WHAT IS REQUIRED: Determine the number of lines that have the string "همراه" in them, and give only that number.

Structured figure records:

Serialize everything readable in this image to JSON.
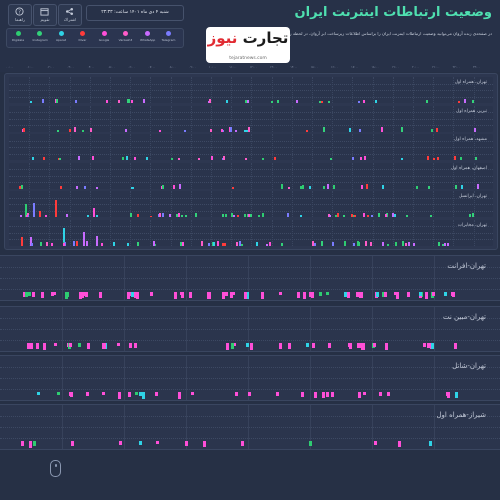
{
  "header": {
    "title": "وضعیت ارتباطات اینترنت ایران",
    "description": "در صفحه‌ی زنده آروان می‌توانید وضعیت ارتباطات اینترنت ایران را براساس اطلاعات زیرساخت ابر آروان، در لحظه رصد کنید.",
    "date": "شنبه ۴ دی ماه ۱۴۰۱ ساعت: ۲۳:۳۳",
    "nav": [
      {
        "label": "راهنما",
        "icon": "help-icon"
      },
      {
        "label": "تقویم",
        "icon": "calendar-icon"
      },
      {
        "label": "اشتراک",
        "icon": "share-icon"
      }
    ]
  },
  "legend": [
    {
      "label": "Digikala",
      "color": "#2ecc71"
    },
    {
      "label": "Instagram",
      "color": "#33d17a"
    },
    {
      "label": "Aparat",
      "color": "#2fd3e6"
    },
    {
      "label": "Divar",
      "color": "#ff3b3b"
    },
    {
      "label": "Google",
      "color": "#ff4fd8"
    },
    {
      "label": "Varzesh3",
      "color": "#ff5cc8"
    },
    {
      "label": "WhatsApp",
      "color": "#c86bff"
    },
    {
      "label": "Telegram",
      "color": "#7a7cff"
    }
  ],
  "logo": {
    "main_black": "تجارت",
    "main_red": "نیوز",
    "site": "tejaratnews.com"
  },
  "hours": [
    "۰۰:۰۰",
    "۰۱:۰۰",
    "۰۲:۰۰",
    "۰۳:۰۰",
    "۰۴:۰۰",
    "۰۵:۰۰",
    "۰۶:۰۰",
    "۰۷:۰۰",
    "۰۸:۰۰",
    "۰۹:۰۰",
    "۱۰:۰۰",
    "۱۱:۰۰",
    "۱۲:۰۰",
    "۱۳:۰۰",
    "۱۴:۰۰",
    "۱۵:۰۰",
    "۱۶:۰۰",
    "۱۷:۰۰",
    "۱۸:۰۰",
    "۱۹:۰۰",
    "۲۰:۰۰",
    "۲۱:۰۰",
    "۲۲:۰۰",
    "۲۳:۰۰"
  ],
  "small_rows": [
    {
      "label": "تهران، همراه اول"
    },
    {
      "label": "تبریز، همراه اول"
    },
    {
      "label": "مشهد، همراه اول"
    },
    {
      "label": "اصفهان، همراه اول"
    },
    {
      "label": "تهران، ایرانسل"
    },
    {
      "label": "تهران، مخابرات"
    }
  ],
  "big_rows": [
    {
      "label": "تهران-افرانت"
    },
    {
      "label": "تهران-مبین نت"
    },
    {
      "label": "تهران-شاتل"
    },
    {
      "label": "شیراز-همراه اول"
    }
  ]
}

RESPONSE TO THIS TASK: 5